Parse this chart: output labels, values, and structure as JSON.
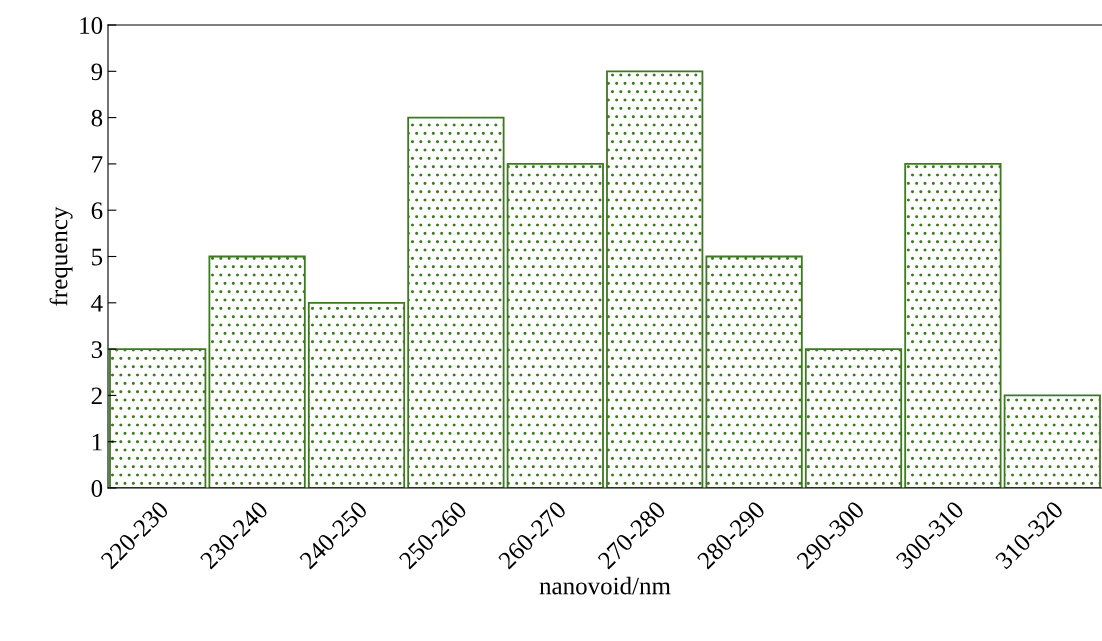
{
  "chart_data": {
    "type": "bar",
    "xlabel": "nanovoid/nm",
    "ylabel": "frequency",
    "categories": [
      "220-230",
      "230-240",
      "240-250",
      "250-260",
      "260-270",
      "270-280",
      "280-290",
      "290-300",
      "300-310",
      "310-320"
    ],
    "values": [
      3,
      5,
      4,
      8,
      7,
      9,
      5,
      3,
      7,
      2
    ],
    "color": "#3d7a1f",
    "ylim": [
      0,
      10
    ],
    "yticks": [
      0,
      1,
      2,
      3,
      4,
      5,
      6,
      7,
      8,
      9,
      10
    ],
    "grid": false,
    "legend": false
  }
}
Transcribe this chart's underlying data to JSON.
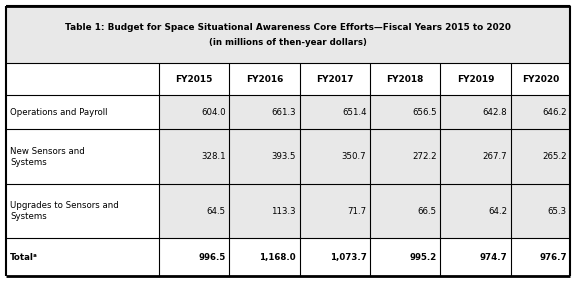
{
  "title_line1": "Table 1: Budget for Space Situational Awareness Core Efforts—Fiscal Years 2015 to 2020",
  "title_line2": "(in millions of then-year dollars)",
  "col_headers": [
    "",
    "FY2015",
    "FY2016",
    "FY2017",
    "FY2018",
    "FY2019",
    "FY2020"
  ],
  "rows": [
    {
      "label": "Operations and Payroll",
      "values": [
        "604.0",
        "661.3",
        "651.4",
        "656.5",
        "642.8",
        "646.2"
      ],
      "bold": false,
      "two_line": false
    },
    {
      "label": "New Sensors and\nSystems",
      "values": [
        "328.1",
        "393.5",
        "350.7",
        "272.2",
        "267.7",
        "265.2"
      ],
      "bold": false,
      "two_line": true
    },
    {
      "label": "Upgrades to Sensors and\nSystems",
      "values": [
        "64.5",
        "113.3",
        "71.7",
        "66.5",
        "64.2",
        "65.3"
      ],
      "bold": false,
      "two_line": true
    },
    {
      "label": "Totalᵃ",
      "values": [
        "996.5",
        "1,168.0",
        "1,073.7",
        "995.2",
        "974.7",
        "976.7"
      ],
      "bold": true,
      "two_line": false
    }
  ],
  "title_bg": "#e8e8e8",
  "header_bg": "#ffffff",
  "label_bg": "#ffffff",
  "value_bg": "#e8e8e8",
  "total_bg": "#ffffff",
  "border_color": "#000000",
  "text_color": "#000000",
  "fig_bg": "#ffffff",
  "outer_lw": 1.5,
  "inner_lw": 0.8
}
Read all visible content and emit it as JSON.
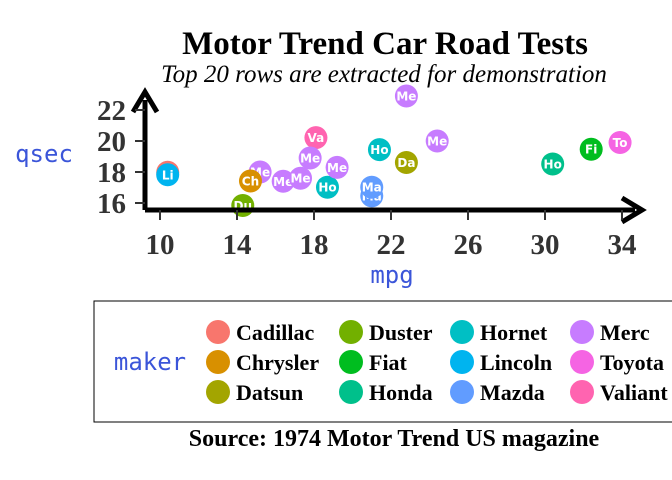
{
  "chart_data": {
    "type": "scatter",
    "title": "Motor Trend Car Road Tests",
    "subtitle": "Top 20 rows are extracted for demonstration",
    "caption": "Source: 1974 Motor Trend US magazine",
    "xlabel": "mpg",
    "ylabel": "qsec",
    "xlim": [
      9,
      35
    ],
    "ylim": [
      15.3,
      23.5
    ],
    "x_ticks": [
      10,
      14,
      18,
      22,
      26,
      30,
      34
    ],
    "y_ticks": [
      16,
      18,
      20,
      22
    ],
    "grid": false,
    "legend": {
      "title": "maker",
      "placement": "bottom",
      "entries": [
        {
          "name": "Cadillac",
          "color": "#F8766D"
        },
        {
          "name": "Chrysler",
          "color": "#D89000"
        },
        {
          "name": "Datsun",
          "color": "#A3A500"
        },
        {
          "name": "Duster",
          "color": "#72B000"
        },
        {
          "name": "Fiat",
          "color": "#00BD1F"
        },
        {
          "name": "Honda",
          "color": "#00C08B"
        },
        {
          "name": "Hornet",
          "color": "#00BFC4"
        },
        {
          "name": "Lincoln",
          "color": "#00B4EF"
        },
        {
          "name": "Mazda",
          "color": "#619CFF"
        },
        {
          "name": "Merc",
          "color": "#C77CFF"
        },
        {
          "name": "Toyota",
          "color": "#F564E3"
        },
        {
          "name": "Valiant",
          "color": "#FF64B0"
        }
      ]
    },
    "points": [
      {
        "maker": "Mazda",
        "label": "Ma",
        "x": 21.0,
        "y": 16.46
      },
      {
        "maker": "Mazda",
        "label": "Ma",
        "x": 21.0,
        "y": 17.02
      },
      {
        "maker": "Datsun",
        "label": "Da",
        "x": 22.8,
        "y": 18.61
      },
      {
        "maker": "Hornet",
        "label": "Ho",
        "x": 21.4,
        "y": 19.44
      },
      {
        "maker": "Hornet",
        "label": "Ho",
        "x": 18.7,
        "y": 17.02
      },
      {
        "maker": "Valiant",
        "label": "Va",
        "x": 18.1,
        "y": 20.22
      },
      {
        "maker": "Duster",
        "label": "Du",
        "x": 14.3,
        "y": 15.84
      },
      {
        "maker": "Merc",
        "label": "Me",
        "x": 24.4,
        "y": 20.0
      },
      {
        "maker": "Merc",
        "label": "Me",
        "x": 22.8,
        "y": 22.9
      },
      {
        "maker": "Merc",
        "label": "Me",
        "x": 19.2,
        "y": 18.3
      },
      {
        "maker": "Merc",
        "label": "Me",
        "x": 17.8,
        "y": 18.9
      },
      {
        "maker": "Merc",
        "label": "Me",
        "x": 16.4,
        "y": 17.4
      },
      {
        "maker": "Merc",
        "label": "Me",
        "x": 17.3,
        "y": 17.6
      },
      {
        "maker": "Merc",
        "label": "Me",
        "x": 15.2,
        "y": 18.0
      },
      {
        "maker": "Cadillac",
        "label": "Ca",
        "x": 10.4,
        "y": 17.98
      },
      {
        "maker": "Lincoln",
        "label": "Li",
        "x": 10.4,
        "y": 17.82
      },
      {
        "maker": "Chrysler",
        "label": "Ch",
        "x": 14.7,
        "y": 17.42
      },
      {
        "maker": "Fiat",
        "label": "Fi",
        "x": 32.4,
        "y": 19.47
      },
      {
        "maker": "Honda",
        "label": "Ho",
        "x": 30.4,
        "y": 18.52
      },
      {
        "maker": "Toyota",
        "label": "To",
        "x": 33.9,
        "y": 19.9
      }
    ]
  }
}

──────────────────────────────

TASK INSTRUCTIONS:
Every line containing the string "nSystems" must be listed.

TASK OUTPUT:
      "label": "New Sensors and\nSystems",
      "label": "Upgrades to Sensors and\nSystems",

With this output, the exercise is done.